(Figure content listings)
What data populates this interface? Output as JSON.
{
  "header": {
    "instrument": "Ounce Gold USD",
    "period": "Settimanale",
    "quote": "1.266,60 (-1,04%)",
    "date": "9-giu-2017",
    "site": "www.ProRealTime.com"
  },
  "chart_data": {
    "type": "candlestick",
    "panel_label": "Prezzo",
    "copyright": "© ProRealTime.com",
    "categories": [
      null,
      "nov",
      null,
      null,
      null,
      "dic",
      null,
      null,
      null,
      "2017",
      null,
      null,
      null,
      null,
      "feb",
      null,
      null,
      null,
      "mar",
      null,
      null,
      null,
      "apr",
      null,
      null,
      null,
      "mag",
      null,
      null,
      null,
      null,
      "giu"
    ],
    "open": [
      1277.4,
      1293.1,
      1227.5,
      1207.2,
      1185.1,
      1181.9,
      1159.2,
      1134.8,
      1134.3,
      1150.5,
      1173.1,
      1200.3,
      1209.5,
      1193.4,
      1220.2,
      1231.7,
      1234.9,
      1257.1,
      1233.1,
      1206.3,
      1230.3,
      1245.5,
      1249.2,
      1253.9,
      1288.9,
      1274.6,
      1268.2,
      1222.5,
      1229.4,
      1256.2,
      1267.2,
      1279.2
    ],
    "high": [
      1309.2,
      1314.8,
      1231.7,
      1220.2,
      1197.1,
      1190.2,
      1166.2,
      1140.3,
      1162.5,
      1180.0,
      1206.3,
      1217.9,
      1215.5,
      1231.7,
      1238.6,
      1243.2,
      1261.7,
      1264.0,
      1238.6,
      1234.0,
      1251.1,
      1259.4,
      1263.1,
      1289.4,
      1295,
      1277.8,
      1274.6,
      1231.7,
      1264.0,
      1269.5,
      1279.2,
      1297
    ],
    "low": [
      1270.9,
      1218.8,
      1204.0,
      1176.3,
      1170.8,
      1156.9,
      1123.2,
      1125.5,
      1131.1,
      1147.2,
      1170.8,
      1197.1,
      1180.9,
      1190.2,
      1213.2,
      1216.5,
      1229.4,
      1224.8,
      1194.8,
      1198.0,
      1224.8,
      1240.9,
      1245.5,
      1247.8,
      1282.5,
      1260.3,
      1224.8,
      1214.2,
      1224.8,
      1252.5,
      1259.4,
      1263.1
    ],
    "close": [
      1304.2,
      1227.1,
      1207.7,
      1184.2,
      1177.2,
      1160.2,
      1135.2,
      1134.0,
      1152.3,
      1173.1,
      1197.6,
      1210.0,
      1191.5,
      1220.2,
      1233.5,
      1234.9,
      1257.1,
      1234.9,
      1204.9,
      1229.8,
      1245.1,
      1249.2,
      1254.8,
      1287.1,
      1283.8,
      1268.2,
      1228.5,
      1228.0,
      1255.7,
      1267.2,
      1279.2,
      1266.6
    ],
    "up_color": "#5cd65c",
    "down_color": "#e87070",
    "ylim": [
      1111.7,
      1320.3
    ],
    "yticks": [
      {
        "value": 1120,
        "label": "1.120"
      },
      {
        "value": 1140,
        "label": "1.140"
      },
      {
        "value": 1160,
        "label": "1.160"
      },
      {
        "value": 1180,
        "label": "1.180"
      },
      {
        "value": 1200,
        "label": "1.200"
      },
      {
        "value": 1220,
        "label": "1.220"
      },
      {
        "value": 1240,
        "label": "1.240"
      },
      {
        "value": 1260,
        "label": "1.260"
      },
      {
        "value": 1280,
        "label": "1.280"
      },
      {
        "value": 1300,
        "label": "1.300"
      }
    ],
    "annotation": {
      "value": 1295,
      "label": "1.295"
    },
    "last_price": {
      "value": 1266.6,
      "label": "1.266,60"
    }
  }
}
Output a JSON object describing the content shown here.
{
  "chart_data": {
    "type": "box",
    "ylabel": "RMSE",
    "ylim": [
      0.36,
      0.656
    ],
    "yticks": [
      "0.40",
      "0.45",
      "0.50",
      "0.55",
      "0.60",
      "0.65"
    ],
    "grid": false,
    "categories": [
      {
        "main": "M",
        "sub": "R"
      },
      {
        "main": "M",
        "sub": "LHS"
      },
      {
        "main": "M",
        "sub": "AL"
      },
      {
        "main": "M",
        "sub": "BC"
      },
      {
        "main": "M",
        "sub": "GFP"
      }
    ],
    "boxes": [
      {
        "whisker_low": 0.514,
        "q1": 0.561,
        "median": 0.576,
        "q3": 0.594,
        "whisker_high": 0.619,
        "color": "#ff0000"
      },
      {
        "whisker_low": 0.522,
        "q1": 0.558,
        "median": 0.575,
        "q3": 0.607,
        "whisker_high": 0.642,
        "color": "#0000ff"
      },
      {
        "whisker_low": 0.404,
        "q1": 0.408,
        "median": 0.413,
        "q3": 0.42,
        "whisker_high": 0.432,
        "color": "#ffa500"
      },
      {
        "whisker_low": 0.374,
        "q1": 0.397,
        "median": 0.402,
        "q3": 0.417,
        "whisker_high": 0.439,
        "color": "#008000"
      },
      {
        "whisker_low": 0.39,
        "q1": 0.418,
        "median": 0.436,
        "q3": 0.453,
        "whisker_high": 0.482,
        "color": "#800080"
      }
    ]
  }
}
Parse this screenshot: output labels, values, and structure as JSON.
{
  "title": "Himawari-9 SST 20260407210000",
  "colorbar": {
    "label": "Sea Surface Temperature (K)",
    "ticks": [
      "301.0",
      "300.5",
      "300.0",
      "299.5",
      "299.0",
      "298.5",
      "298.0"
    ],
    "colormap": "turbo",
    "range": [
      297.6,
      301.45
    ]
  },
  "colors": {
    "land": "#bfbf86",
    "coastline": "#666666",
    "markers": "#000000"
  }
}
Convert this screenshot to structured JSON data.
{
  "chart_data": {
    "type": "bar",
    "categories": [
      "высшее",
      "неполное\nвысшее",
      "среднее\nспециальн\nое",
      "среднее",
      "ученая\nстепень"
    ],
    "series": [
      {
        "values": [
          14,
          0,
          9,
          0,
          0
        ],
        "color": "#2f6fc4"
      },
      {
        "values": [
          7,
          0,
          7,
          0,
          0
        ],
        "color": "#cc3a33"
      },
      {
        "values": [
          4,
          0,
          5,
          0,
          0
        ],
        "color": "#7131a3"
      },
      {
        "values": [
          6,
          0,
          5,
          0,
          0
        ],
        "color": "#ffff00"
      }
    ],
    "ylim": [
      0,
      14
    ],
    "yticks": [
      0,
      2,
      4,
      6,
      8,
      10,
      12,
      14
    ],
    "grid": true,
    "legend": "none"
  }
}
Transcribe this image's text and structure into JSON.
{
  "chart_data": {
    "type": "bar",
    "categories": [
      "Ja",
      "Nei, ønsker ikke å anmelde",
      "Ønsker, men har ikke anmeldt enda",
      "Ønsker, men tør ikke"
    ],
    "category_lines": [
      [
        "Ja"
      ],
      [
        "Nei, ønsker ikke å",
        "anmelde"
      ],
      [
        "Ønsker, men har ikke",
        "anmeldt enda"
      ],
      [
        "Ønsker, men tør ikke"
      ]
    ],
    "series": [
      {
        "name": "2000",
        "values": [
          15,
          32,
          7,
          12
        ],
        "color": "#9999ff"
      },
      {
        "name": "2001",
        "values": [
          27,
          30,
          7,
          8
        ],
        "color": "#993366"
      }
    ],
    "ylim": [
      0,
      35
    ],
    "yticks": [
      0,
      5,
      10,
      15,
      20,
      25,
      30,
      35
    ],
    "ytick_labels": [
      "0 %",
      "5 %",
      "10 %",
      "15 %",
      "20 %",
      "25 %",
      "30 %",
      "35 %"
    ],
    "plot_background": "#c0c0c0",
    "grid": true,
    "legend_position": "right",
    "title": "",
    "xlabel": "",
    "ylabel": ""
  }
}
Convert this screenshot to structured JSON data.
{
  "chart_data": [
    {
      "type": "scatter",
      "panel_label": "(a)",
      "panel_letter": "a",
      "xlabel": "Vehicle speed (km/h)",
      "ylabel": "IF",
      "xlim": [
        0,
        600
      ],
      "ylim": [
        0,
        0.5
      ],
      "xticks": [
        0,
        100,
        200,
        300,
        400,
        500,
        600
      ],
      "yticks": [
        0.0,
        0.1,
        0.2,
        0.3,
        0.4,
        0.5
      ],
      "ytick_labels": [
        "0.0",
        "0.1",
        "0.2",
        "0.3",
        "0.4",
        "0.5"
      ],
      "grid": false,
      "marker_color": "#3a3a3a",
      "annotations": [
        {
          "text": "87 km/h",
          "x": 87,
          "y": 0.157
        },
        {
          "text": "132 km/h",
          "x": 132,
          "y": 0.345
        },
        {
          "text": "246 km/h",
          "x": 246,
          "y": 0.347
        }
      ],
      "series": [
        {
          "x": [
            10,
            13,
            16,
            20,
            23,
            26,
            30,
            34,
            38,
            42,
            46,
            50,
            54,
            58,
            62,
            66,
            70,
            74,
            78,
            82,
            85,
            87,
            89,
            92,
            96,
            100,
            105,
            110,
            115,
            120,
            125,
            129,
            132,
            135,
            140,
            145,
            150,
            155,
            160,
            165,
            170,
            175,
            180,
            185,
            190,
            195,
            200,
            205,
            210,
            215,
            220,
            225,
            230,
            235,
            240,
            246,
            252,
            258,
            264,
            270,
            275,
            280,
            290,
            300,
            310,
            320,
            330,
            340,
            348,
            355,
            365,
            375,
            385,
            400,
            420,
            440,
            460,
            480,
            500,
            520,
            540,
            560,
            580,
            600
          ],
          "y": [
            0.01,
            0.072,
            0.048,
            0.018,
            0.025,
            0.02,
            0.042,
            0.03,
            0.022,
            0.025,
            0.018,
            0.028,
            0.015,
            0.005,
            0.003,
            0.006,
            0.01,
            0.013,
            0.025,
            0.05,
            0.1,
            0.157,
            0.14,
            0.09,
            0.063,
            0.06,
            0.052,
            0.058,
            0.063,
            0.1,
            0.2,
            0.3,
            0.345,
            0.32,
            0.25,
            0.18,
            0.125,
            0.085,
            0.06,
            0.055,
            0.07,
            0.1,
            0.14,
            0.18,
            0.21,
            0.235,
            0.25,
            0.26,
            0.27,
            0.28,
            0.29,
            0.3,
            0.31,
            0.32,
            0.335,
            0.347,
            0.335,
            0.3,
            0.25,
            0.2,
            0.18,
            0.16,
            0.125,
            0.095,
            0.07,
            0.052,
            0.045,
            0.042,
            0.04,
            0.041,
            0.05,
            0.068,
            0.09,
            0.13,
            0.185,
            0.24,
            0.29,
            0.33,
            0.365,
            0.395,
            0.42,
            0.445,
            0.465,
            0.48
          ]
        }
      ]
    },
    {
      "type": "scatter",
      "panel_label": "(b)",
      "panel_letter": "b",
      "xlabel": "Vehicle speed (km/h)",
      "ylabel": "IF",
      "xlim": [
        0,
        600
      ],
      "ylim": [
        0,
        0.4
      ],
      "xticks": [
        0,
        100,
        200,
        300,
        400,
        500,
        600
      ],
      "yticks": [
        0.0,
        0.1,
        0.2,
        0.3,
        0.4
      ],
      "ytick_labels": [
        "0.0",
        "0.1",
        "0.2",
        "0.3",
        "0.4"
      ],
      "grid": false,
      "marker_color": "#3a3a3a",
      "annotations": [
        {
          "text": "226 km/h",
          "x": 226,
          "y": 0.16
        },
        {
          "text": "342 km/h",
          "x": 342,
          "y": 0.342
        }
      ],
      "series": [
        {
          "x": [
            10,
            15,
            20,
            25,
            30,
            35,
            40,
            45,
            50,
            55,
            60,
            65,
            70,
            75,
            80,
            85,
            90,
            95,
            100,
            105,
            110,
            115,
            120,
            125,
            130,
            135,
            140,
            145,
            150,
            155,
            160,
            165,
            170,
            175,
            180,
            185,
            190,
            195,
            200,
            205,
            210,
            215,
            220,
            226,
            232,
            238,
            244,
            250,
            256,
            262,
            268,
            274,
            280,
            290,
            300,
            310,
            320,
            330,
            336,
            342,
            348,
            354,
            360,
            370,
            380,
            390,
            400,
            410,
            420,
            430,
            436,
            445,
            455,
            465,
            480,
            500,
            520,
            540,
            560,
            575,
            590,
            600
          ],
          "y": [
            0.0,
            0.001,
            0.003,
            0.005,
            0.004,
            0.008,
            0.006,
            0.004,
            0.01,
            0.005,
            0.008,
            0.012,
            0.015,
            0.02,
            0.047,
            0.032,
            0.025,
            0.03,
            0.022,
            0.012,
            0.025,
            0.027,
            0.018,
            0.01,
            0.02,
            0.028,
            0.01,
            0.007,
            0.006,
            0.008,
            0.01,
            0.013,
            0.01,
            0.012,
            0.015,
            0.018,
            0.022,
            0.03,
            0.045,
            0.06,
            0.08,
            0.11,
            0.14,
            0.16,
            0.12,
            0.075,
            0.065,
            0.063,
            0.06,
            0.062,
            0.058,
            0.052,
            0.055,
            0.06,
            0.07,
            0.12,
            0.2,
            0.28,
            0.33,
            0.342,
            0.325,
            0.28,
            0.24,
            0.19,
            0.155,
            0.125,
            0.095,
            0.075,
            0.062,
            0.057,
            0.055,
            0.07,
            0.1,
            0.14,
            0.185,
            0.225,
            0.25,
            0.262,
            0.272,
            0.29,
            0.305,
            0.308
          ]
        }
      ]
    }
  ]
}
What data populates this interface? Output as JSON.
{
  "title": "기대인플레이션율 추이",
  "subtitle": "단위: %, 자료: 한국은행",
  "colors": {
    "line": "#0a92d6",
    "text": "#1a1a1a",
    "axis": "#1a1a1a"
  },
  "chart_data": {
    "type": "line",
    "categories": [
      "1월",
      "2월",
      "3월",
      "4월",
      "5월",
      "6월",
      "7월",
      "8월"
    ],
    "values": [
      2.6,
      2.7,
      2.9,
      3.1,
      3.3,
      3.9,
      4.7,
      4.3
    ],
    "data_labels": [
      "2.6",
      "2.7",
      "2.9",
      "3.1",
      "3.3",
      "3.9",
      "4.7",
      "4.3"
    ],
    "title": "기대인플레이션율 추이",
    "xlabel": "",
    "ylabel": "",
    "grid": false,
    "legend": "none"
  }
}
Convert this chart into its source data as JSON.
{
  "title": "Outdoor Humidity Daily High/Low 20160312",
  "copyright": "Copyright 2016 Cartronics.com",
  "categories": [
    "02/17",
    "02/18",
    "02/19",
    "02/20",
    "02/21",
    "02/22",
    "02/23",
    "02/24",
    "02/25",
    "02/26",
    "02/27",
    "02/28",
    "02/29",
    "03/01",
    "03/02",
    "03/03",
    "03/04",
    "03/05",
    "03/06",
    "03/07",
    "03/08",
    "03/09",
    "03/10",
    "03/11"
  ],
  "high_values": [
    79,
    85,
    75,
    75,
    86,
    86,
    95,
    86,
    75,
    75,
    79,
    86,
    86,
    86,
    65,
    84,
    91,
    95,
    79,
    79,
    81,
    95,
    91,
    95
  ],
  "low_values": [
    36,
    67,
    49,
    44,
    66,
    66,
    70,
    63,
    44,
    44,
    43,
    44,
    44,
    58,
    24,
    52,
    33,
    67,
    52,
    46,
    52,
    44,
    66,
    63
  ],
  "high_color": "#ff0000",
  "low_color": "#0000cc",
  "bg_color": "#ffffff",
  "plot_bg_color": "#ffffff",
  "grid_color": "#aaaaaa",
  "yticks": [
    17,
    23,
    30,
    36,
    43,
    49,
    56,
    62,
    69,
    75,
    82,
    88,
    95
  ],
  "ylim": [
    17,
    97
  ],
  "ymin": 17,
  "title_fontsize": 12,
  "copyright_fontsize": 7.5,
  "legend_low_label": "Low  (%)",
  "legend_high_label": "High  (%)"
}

**Exercise aim:** Go through the material and copy out every line with "기대인플레이션율" in it.

**Solution to the exercise:**
  "title": "기대인플레이션율 추이",
    "title": "기대인플레이션율 추이",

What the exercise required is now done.